TASK GOAL >> Quote every line of the data below as it stands, omitting pictures.

DATA SHOWN >>

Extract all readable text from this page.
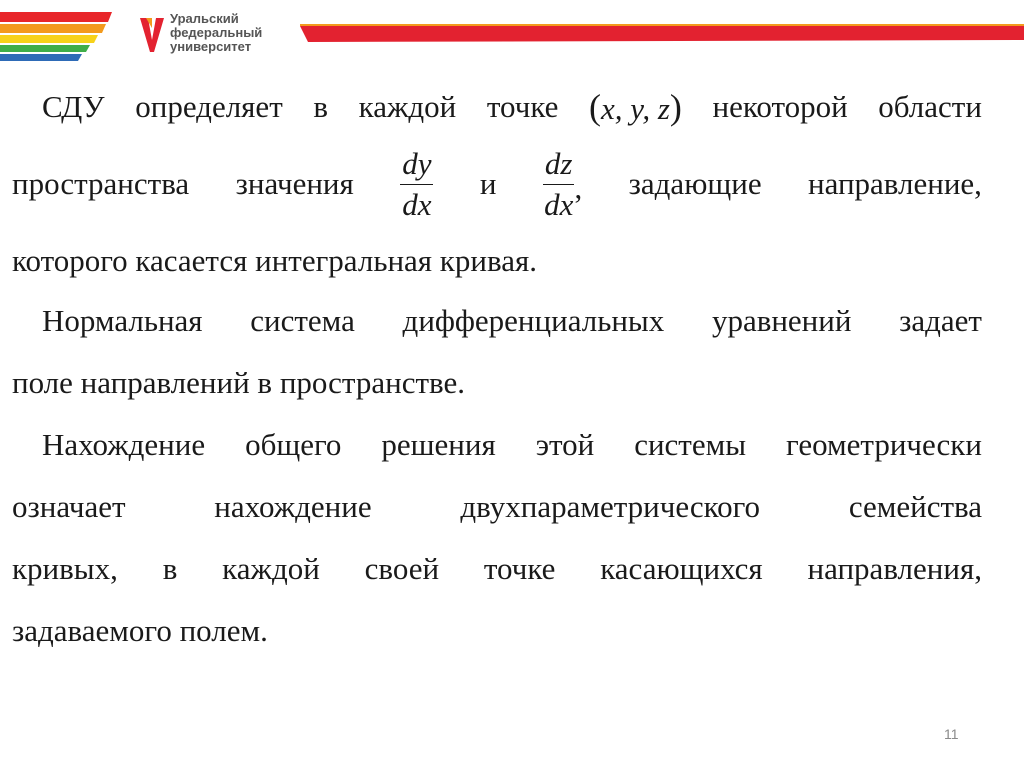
Уральский
федеральный
университет
СДУ определяет в каждой точке (x, y, z) некоторой области
пространства значения $\frac{dy}{dx}$ и $\frac{dz}{dx}$ , задающие направление,
которого касается интегральная кривая.
Нормальная система дифференциальных уравнений задает
поле направлений в пространстве.
Нахождение общего решения этой системы геометрически
означает	нахождение	двухпараметрического	семейства
кривых, в каждой своей точке касающихся направления,
задаваемого полем.
11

TASK ANSWER >>
Extract all readable text from this page.
Уральский
федеральный
университет
СДУ определяет в каждой точке (x, y, z) некоторой области
пространства значения $\frac{dy}{dx}$ и $\frac{dz}{dx}$ , задающие направление,
которого касается интегральная кривая.
Нормальная система дифференциальных уравнений задает
поле направлений в пространстве.
Нахождение общего решения этой системы геометрически
означает	нахождение	двухпараметрического	семейства
кривых, в каждой своей точке касающихся направления,
задаваемого полем.
11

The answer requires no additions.